(Dataset entries)
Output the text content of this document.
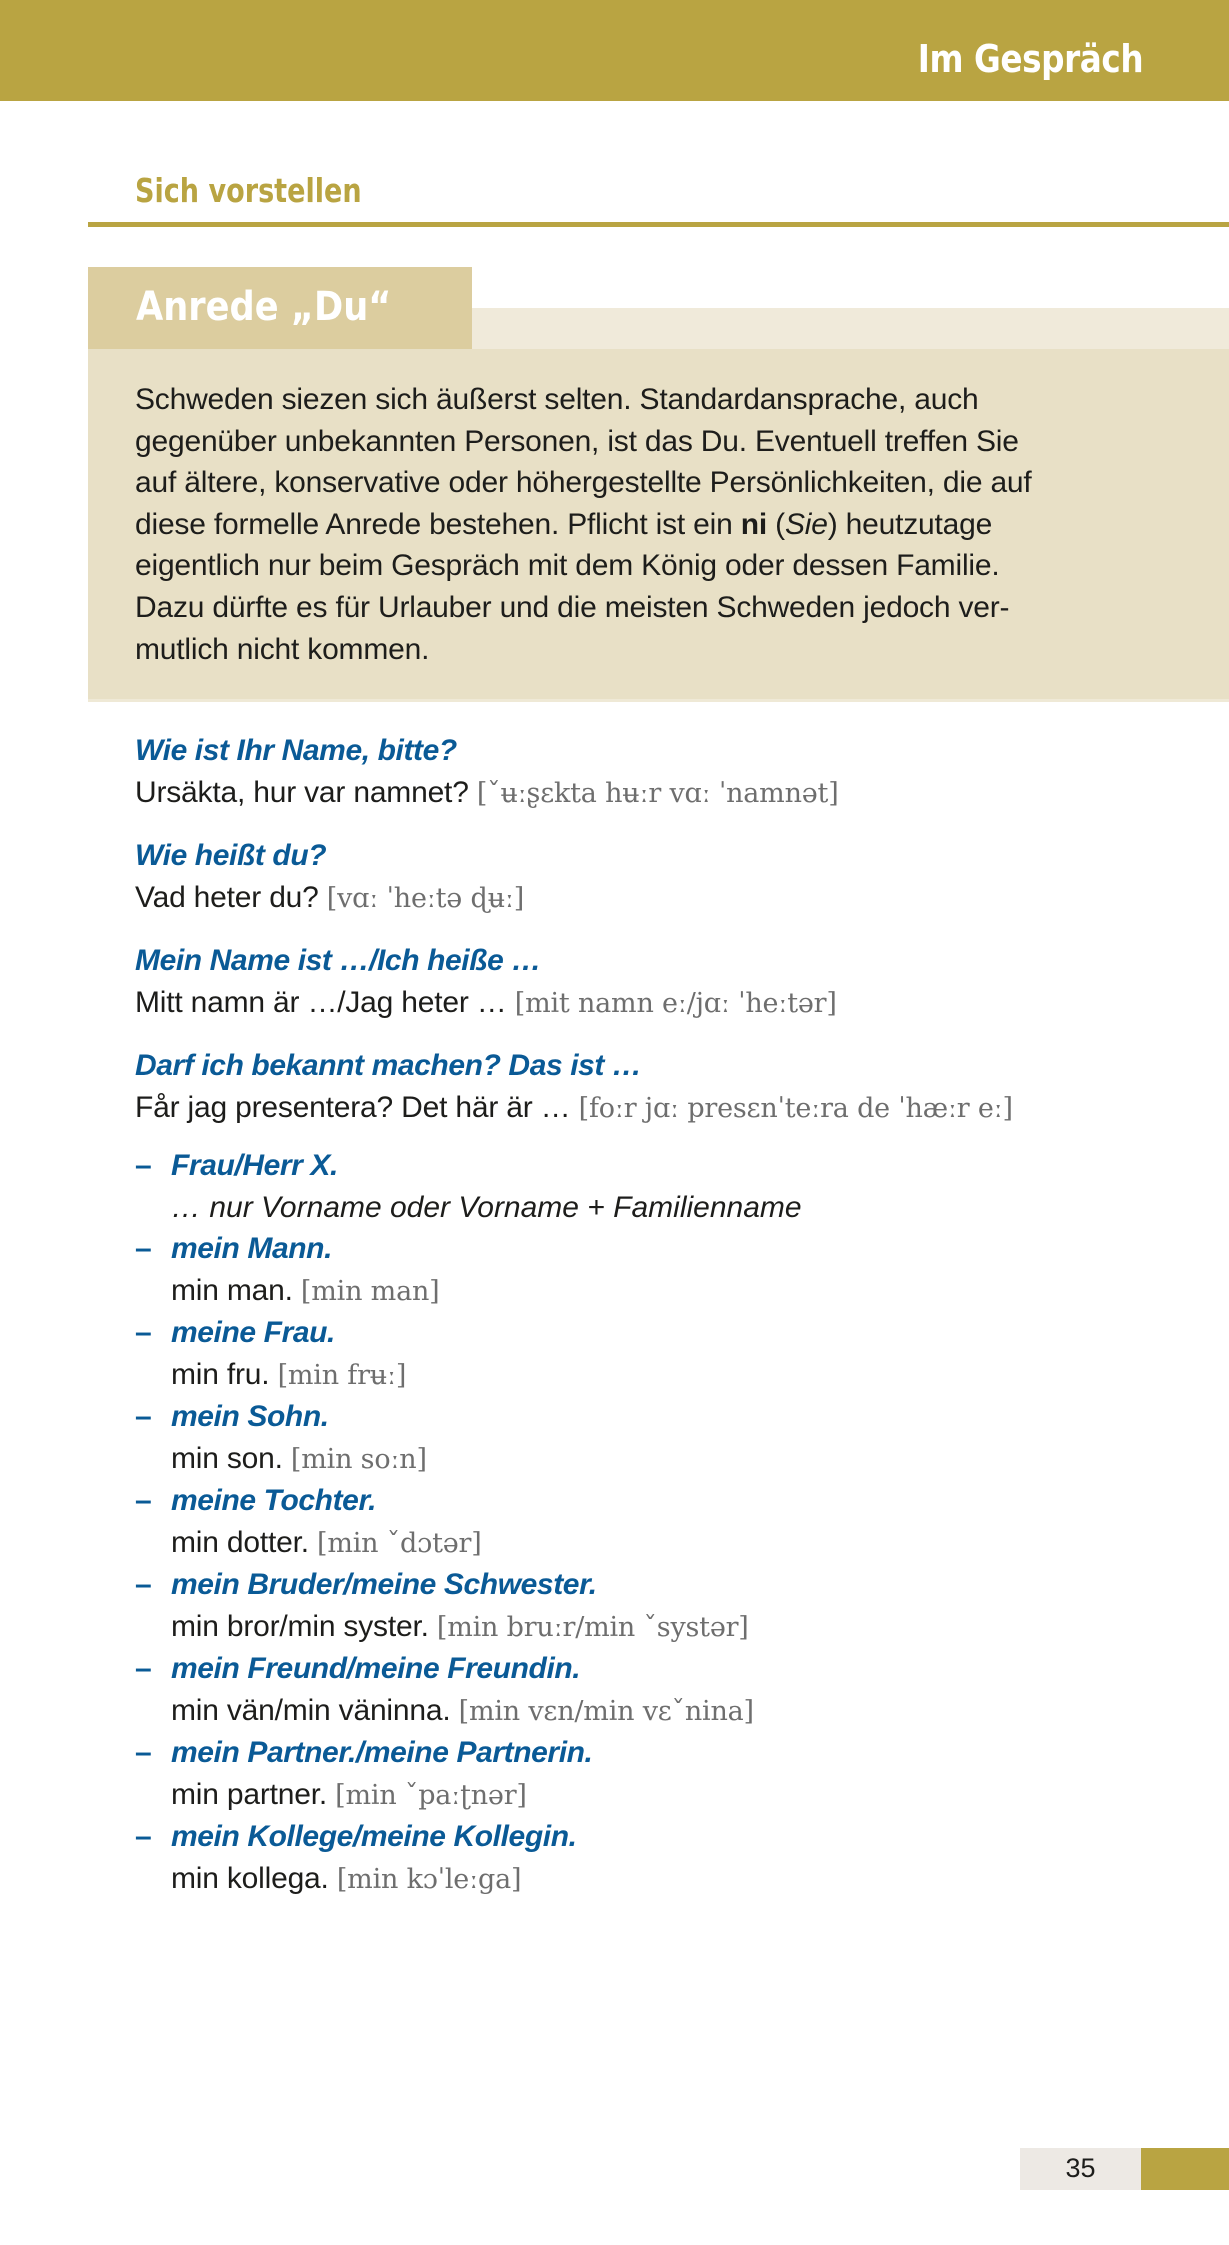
Im Gespräch
Sich vorstellen
Anrede „Du“

Schweden siezen sich äußerst selten. Standardansprache, auch
gegenüber unbekannten Personen, ist das Du. Eventuell treffen Sie
auf ältere, konservative oder höhergestellte Persönlichkeiten, die auf
diese formelle Anrede bestehen. Pflicht ist ein ni (Sie) heutzutage
eigentlich nur beim Gespräch mit dem König oder dessen Familie.
Dazu dürfte es für Urlauber und die meisten Schweden jedoch ver-
mutlich nicht kommen.

Wie ist Ihr Name, bitte?
Ursäkta, hur var namnet? [ˇʉːʂɛkta hʉːr vɑː ˈnamnət]
Wie heißt du?
Vad heter du? [vɑː ˈheːtə ɖʉː]
Mein Name ist …/Ich heiße …
Mitt namn är …/Jag heter … [mit namn eː/jɑː ˈheːtər]
Darf ich bekannt machen? Das ist …
Får jag presentera? Det här är … [foːr jɑː presɛnˈteːra de ˈhæːr eː]
– Frau/Herr X.
… nur Vorname oder Vorname + Familienname
– mein Mann.
min man. [min man]
– meine Frau.
min fru. [min frʉː]
– mein Sohn.
min son. [min soːn]
– meine Tochter.
min dotter. [min ˇdɔtər]
– mein Bruder/meine Schwester.
min bror/min syster. [min bruːr/min ˇsystər]
– mein Freund/meine Freundin.
min vän/min väninna. [min vɛn/min vɛˇnina]
– mein Partner./meine Partnerin.
min partner. [min ˇpaːʈnər]
– mein Kollege/meine Kollegin.
min kollega. [min kɔˈleːga]
35
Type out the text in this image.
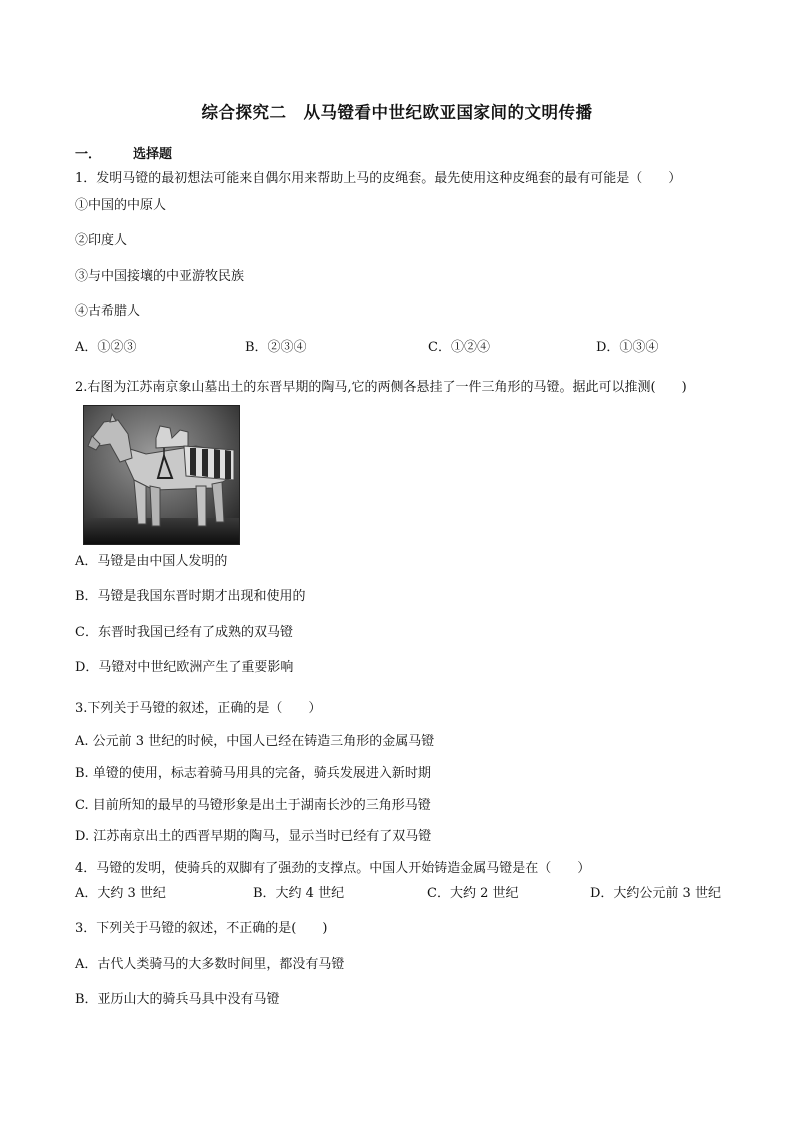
综合探究二　从马镫看中世纪欧亚国家间的文明传播
一． 选择题
1．发明马镫的最初想法可能来自偶尔用来帮助上马的皮绳套。最先使用这种皮绳套的最有可能是（　　）
①中国的中原人
②印度人
③与中国接壤的中亚游牧民族
④古希腊人
A．①②③	B．②③④	C．①②④	D．①③④
2.右图为江苏南京象山墓出土的东晋早期的陶马,它的两侧各悬挂了一件三角形的马镫。据此可以推测(　　)
A．马镫是由中国人发明的
B．马镫是我国东晋时期才出现和使用的
C．东晋时我国已经有了成熟的双马镫
D．马镫对中世纪欧洲产生了重要影响
3.下列关于马镫的叙述，正确的是（　　）
A. 公元前 3 世纪的时候，中国人已经在铸造三角形的金属马镫
B. 单镫的使用，标志着骑马用具的完备，骑兵发展进入新时期
C. 目前所知的最早的马镫形象是出土于湖南长沙的三角形马镫
D. 江苏南京出土的西晋早期的陶马，显示当时已经有了双马镫
4．马镫的发明，使骑兵的双脚有了强劲的支撑点。中国人开始铸造金属马镫是在（　　）
A．大约 3 世纪	B．大约 4 世纪	C．大约 2 世纪	D．大约公元前 3 世纪
3．下列关于马镫的叙述，不正确的是(　　)
A．古代人类骑马的大多数时间里，都没有马镫
B．亚历山大的骑兵马具中没有马镫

| Directions |
All of the material above should be reproduced exactly, except the pictures.

| Solution for this problem |
Output the text content of this document.
Im Gespräch
Sich vorstellen
Anrede „Du“

Schweden siezen sich äußerst selten. Standardansprache, auch
gegenüber unbekannten Personen, ist das Du. Eventuell treffen Sie
auf ältere, konservative oder höhergestellte Persönlichkeiten, die auf
diese formelle Anrede bestehen. Pflicht ist ein ni (Sie) heutzutage
eigentlich nur beim Gespräch mit dem König oder dessen Familie.
Dazu dürfte es für Urlauber und die meisten Schweden jedoch ver-
mutlich nicht kommen.

Wie ist Ihr Name, bitte?
Ursäkta, hur var namnet? [ˇʉːʂɛkta hʉːr vɑː ˈnamnət]
Wie heißt du?
Vad heter du? [vɑː ˈheːtə ɖʉː]
Mein Name ist …/Ich heiße …
Mitt namn är …/Jag heter … [mit namn eː/jɑː ˈheːtər]
Darf ich bekannt machen? Das ist …
Får jag presentera? Det här är … [foːr jɑː presɛnˈteːra de ˈhæːr eː]
– Frau/Herr X.
… nur Vorname oder Vorname + Familienname
– mein Mann.
min man. [min man]
– meine Frau.
min fru. [min frʉː]
– mein Sohn.
min son. [min soːn]
– meine Tochter.
min dotter. [min ˇdɔtər]
– mein Bruder/meine Schwester.
min bror/min syster. [min bruːr/min ˇsystər]
– mein Freund/meine Freundin.
min vän/min väninna. [min vɛn/min vɛˇnina]
– mein Partner./meine Partnerin.
min partner. [min ˇpaːʈnər]
– mein Kollege/meine Kollegin.
min kollega. [min kɔˈleːga]
35
Type out the text in this image.
综合探究二　从马镫看中世纪欧亚国家间的文明传播
一． 选择题
1．发明马镫的最初想法可能来自偶尔用来帮助上马的皮绳套。最先使用这种皮绳套的最有可能是（　　）
①中国的中原人
②印度人
③与中国接壤的中亚游牧民族
④古希腊人
A．①②③	B．②③④	C．①②④	D．①③④
2.右图为江苏南京象山墓出土的东晋早期的陶马,它的两侧各悬挂了一件三角形的马镫。据此可以推测(　　)
A．马镫是由中国人发明的
B．马镫是我国东晋时期才出现和使用的
C．东晋时我国已经有了成熟的双马镫
D．马镫对中世纪欧洲产生了重要影响
3.下列关于马镫的叙述，正确的是（　　）
A. 公元前 3 世纪的时候，中国人已经在铸造三角形的金属马镫
B. 单镫的使用，标志着骑马用具的完备，骑兵发展进入新时期
C. 目前所知的最早的马镫形象是出土于湖南长沙的三角形马镫
D. 江苏南京出土的西晋早期的陶马，显示当时已经有了双马镫
4．马镫的发明，使骑兵的双脚有了强劲的支撑点。中国人开始铸造金属马镫是在（　　）
A．大约 3 世纪	B．大约 4 世纪	C．大约 2 世纪	D．大约公元前 3 世纪
3．下列关于马镫的叙述，不正确的是(　　)
A．古代人类骑马的大多数时间里，都没有马镫
B．亚历山大的骑兵马具中没有马镫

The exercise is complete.